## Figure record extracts
——

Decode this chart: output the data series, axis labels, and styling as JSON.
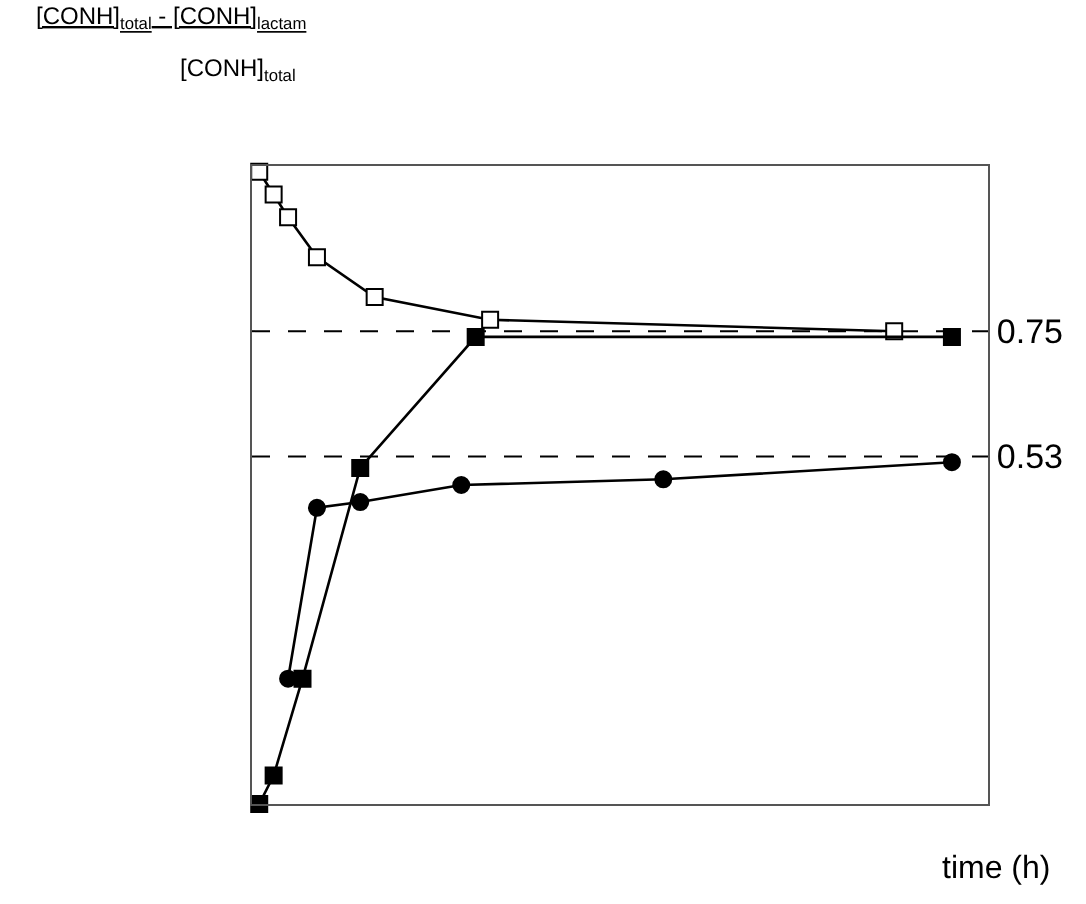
{
  "chart_data": {
    "type": "line",
    "ylabel": "[CONH]$_{total}$ - [CONH]$_{lactam}$\n[CONH]$_{total}$",
    "xlabel": "time (h)",
    "categories": [
      null,
      null,
      null,
      null,
      null,
      null,
      null,
      null,
      null,
      null,
      null,
      null,
      null,
      null,
      null,
      null,
      null,
      null,
      null,
      null,
      null,
      null,
      null,
      null,
      null,
      null,
      null,
      null,
      null,
      null,
      null,
      null,
      null,
      null,
      null,
      null,
      null,
      null,
      null,
      null,
      null,
      null,
      null,
      null,
      null,
      null,
      null,
      null,
      null,
      null,
      null
    ],
    "ylim": [
      -0.08,
      1.04
    ],
    "yticks": [
      0.53,
      0.75
    ],
    "tick_labels": "y",
    "grid": false,
    "line_style": "solid",
    "series": [
      {
        "color": "#000000",
        "marker": "circle",
        "values": [
          null,
          null,
          0.14,
          null,
          0.44,
          null,
          null,
          0.45,
          null,
          null,
          null,
          null,
          null,
          null,
          0.48,
          null,
          null,
          null,
          null,
          null,
          null,
          null,
          null,
          null,
          null,
          null,
          null,
          null,
          0.49,
          null,
          null,
          null,
          null,
          null,
          null,
          null,
          null,
          null,
          null,
          null,
          null,
          null,
          null,
          null,
          null,
          null,
          null,
          null,
          0.52,
          null,
          null
        ]
      },
      {
        "color": "#000000",
        "marker": "square-open",
        "values": [
          1.03,
          0.99,
          0.95,
          null,
          0.88,
          null,
          null,
          null,
          0.81,
          null,
          null,
          null,
          null,
          null,
          null,
          null,
          0.77,
          null,
          null,
          null,
          null,
          null,
          null,
          null,
          null,
          null,
          null,
          null,
          null,
          null,
          null,
          null,
          null,
          null,
          null,
          null,
          null,
          null,
          null,
          null,
          null,
          null,
          null,
          null,
          0.75,
          null,
          null,
          null,
          null,
          null,
          null
        ]
      },
      {
        "color": "#000000",
        "marker": "square",
        "values": [
          -0.08,
          -0.03,
          null,
          0.14,
          null,
          null,
          null,
          0.51,
          null,
          null,
          null,
          null,
          null,
          null,
          null,
          0.74,
          null,
          null,
          null,
          null,
          null,
          null,
          null,
          null,
          null,
          null,
          null,
          null,
          null,
          null,
          null,
          null,
          null,
          null,
          null,
          null,
          null,
          null,
          null,
          null,
          null,
          null,
          null,
          null,
          null,
          null,
          null,
          null,
          0.74,
          null,
          null
        ]
      }
    ],
    "ref_lines": [
      {
        "axis": "y",
        "value": 0.75,
        "color": "#000000",
        "line_style": "dashed"
      },
      {
        "axis": "y",
        "value": 0.53,
        "color": "#000000",
        "line_style": "dashed"
      }
    ]
  }
}
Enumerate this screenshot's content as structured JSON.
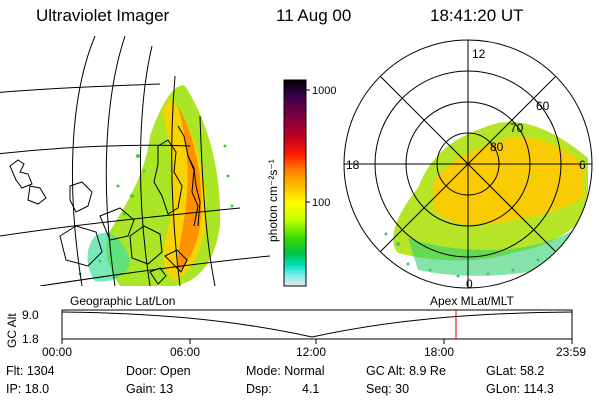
{
  "header": {
    "instrument": "Ultraviolet Imager",
    "date": "11 Aug 00",
    "time": "18:41:20 UT"
  },
  "colorbar": {
    "unit_label": "photon cm⁻²s⁻¹",
    "ticks": [
      "1000",
      "100"
    ],
    "colors": [
      "#000000",
      "#3a0050",
      "#800040",
      "#c00020",
      "#ff1a00",
      "#ff7f00",
      "#ffbf00",
      "#ffff00",
      "#c0ff00",
      "#40e000",
      "#00c040",
      "#00e0c0",
      "#80f0f0",
      "#e0e0e0"
    ]
  },
  "polar_plot": {
    "labels": {
      "top": "12",
      "left": "18",
      "right": "6",
      "bottom": "0",
      "ring_60": "60",
      "ring_70": "70",
      "ring_80": "80"
    }
  },
  "timeline": {
    "left_title": "Geographic Lat/Lon",
    "right_title": "Apex MLat/MLT",
    "y_axis_label": "GC Alt",
    "y_top": "9.0",
    "y_bottom": "1.8",
    "ticks": [
      "00:00",
      "06:00",
      "12:00",
      "18:00",
      "23:59"
    ],
    "marker_color": "#cc0000"
  },
  "info": {
    "flt": "Flt: 1304",
    "ip": "IP: 18.0",
    "door": "Door: Open",
    "gain": "Gain: 13",
    "mode": "Mode: Normal",
    "dsp_label": "Dsp:",
    "dsp_value": "4.1",
    "gcalt": "GC Alt: 8.9 Re",
    "seq": "Seq: 30",
    "glat": "GLat: 58.2",
    "glon": "GLon: 114.3"
  }
}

——

## WORK INSTRUCTIONS
Leave out the pictures and retype every line above exactly.

## EXPECTED OUTPUT
Decode this chart: output the data series, axis labels, and styling as JSON.
{
  "chart_data": {
    "type": "line",
    "ylabel": "[CONH]$_{total}$ - [CONH]$_{lactam}$\n[CONH]$_{total}$",
    "xlabel": "time (h)",
    "categories": [
      null,
      null,
      null,
      null,
      null,
      null,
      null,
      null,
      null,
      null,
      null,
      null,
      null,
      null,
      null,
      null,
      null,
      null,
      null,
      null,
      null,
      null,
      null,
      null,
      null,
      null,
      null,
      null,
      null,
      null,
      null,
      null,
      null,
      null,
      null,
      null,
      null,
      null,
      null,
      null,
      null,
      null,
      null,
      null,
      null,
      null,
      null,
      null,
      null,
      null,
      null
    ],
    "ylim": [
      -0.08,
      1.04
    ],
    "yticks": [
      0.53,
      0.75
    ],
    "tick_labels": "y",
    "grid": false,
    "line_style": "solid",
    "series": [
      {
        "color": "#000000",
        "marker": "circle",
        "values": [
          null,
          null,
          0.14,
          null,
          0.44,
          null,
          null,
          0.45,
          null,
          null,
          null,
          null,
          null,
          null,
          0.48,
          null,
          null,
          null,
          null,
          null,
          null,
          null,
          null,
          null,
          null,
          null,
          null,
          null,
          0.49,
          null,
          null,
          null,
          null,
          null,
          null,
          null,
          null,
          null,
          null,
          null,
          null,
          null,
          null,
          null,
          null,
          null,
          null,
          null,
          0.52,
          null,
          null
        ]
      },
      {
        "color": "#000000",
        "marker": "square-open",
        "values": [
          1.03,
          0.99,
          0.95,
          null,
          0.88,
          null,
          null,
          null,
          0.81,
          null,
          null,
          null,
          null,
          null,
          null,
          null,
          0.77,
          null,
          null,
          null,
          null,
          null,
          null,
          null,
          null,
          null,
          null,
          null,
          null,
          null,
          null,
          null,
          null,
          null,
          null,
          null,
          null,
          null,
          null,
          null,
          null,
          null,
          null,
          null,
          0.75,
          null,
          null,
          null,
          null,
          null,
          null
        ]
      },
      {
        "color": "#000000",
        "marker": "square",
        "values": [
          -0.08,
          -0.03,
          null,
          0.14,
          null,
          null,
          null,
          0.51,
          null,
          null,
          null,
          null,
          null,
          null,
          null,
          0.74,
          null,
          null,
          null,
          null,
          null,
          null,
          null,
          null,
          null,
          null,
          null,
          null,
          null,
          null,
          null,
          null,
          null,
          null,
          null,
          null,
          null,
          null,
          null,
          null,
          null,
          null,
          null,
          null,
          null,
          null,
          null,
          null,
          0.74,
          null,
          null
        ]
      }
    ],
    "ref_lines": [
      {
        "axis": "y",
        "value": 0.75,
        "color": "#000000",
        "line_style": "dashed"
      },
      {
        "axis": "y",
        "value": 0.53,
        "color": "#000000",
        "line_style": "dashed"
      }
    ]
  }
}
Enumerate this screenshot's content as structured JSON.
{
  "header": {
    "instrument": "Ultraviolet Imager",
    "date": "11 Aug 00",
    "time": "18:41:20 UT"
  },
  "colorbar": {
    "unit_label": "photon cm⁻²s⁻¹",
    "ticks": [
      "1000",
      "100"
    ],
    "colors": [
      "#000000",
      "#3a0050",
      "#800040",
      "#c00020",
      "#ff1a00",
      "#ff7f00",
      "#ffbf00",
      "#ffff00",
      "#c0ff00",
      "#40e000",
      "#00c040",
      "#00e0c0",
      "#80f0f0",
      "#e0e0e0"
    ]
  },
  "polar_plot": {
    "labels": {
      "top": "12",
      "left": "18",
      "right": "6",
      "bottom": "0",
      "ring_60": "60",
      "ring_70": "70",
      "ring_80": "80"
    }
  },
  "timeline": {
    "left_title": "Geographic Lat/Lon",
    "right_title": "Apex MLat/MLT",
    "y_axis_label": "GC Alt",
    "y_top": "9.0",
    "y_bottom": "1.8",
    "ticks": [
      "00:00",
      "06:00",
      "12:00",
      "18:00",
      "23:59"
    ],
    "marker_color": "#cc0000"
  },
  "info": {
    "flt": "Flt: 1304",
    "ip": "IP: 18.0",
    "door": "Door: Open",
    "gain": "Gain: 13",
    "mode": "Mode: Normal",
    "dsp_label": "Dsp:",
    "dsp_value": "4.1",
    "gcalt": "GC Alt: 8.9 Re",
    "seq": "Seq: 30",
    "glat": "GLat: 58.2",
    "glon": "GLon: 114.3"
  }
}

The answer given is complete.